• _Instruction_
Locate all lines with the word "data". Copy them.

• _Information shown_
---
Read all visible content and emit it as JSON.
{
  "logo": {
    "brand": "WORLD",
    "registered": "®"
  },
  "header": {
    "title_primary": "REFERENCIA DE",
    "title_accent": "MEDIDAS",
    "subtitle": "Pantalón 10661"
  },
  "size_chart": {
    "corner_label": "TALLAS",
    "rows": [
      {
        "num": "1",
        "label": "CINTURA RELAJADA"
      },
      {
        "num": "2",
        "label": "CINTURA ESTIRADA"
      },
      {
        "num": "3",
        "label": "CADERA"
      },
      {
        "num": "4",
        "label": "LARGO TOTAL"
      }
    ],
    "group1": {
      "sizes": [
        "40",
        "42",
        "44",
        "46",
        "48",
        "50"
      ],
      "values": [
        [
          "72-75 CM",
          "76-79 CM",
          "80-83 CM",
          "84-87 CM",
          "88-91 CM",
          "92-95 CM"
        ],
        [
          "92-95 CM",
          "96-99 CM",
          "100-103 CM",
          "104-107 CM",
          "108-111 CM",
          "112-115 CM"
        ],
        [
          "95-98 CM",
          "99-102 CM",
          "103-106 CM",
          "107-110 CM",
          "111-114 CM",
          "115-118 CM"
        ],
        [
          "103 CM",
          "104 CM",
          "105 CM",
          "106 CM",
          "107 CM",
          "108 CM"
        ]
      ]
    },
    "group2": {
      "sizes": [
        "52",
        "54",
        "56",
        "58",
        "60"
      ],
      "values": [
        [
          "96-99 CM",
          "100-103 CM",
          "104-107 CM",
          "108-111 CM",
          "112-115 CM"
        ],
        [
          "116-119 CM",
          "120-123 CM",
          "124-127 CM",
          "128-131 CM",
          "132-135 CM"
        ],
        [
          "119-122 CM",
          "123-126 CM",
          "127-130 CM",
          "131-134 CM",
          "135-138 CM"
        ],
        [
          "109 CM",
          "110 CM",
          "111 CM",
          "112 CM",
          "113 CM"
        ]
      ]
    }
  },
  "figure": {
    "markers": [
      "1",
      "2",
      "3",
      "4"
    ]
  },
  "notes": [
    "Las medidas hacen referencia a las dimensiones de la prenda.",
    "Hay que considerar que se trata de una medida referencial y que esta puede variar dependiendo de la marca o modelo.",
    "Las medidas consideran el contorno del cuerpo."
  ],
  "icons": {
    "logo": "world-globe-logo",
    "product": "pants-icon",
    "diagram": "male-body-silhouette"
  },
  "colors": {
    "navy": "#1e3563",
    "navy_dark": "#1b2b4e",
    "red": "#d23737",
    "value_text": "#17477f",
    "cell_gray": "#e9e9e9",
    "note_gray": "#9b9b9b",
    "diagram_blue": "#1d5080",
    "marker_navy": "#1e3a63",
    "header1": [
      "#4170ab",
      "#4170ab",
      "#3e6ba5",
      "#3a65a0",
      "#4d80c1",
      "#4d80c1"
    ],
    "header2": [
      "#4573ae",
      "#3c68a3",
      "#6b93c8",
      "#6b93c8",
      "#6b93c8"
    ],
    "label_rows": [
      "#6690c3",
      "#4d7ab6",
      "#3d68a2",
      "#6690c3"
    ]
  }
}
---
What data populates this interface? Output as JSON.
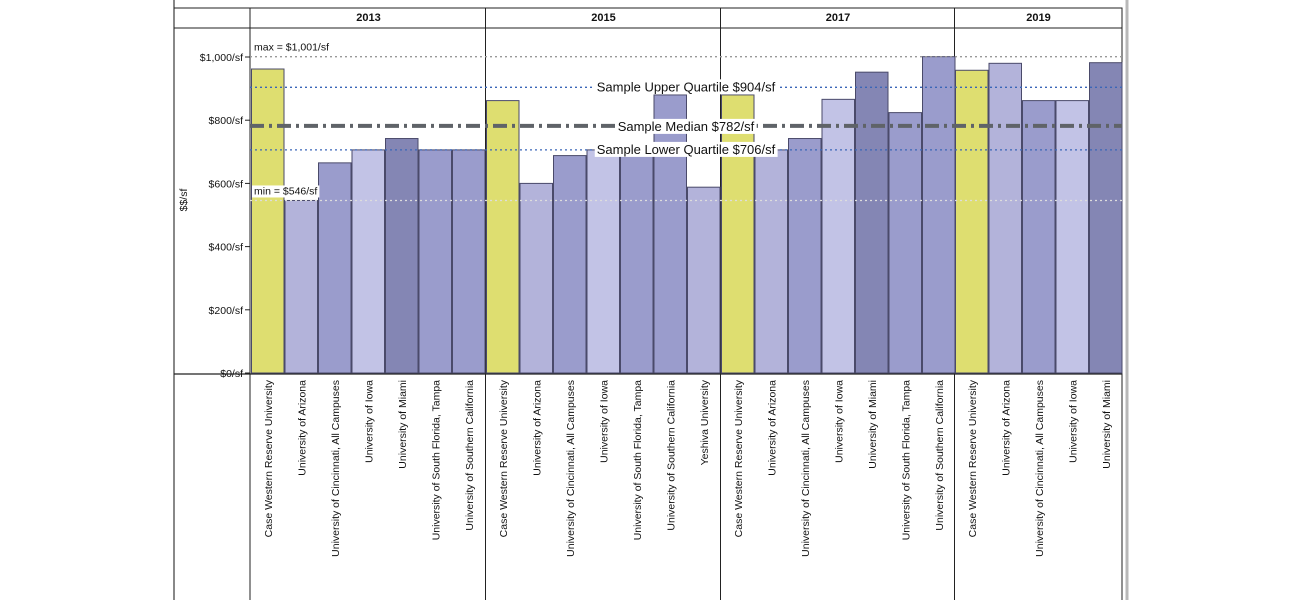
---
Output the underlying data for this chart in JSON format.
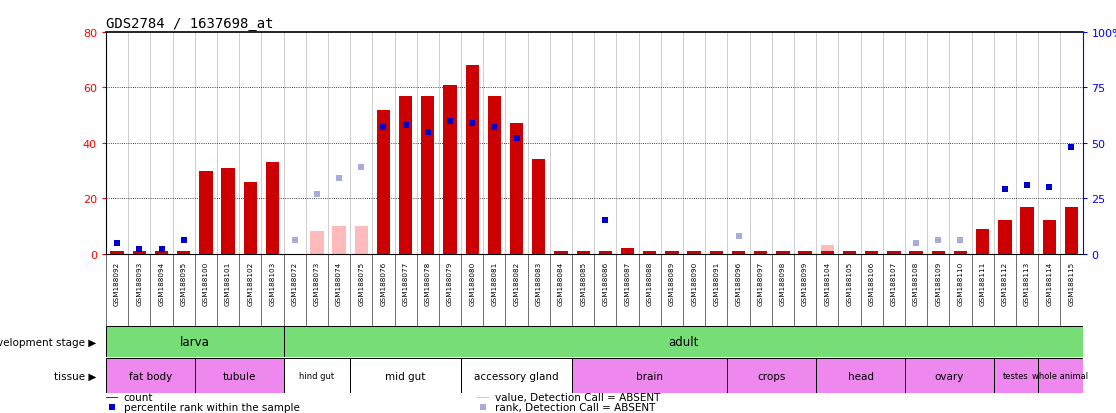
---
• _Finished task_
What data populates this interface? Output as JSON.
Output the underlying data for this chart in JSON format.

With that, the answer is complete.